▸ **WRITTEN REQUEST**: Below are some records. Count the lines with "follow" in them and give nothing but the total.

[Dataset items]
□ □ □
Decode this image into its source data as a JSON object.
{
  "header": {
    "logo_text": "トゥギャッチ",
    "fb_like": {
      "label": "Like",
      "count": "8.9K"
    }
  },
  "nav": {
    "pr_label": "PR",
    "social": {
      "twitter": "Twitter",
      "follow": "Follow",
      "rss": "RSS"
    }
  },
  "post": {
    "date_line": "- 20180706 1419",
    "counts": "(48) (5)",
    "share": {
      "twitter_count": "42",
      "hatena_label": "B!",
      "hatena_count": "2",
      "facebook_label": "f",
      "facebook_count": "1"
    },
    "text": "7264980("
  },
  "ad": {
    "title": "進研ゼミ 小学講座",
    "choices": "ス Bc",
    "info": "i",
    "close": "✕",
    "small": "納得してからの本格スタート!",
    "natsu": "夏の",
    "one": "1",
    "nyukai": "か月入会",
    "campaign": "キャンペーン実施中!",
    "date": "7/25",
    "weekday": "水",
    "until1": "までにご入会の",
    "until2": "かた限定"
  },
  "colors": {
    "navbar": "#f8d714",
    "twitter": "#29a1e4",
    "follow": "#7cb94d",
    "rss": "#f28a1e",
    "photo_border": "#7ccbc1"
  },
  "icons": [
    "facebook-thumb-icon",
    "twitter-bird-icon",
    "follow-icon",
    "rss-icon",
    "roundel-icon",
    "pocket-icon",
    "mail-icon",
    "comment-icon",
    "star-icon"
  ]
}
□ □ □
▸ **RESULT OF THIS TASK**: 3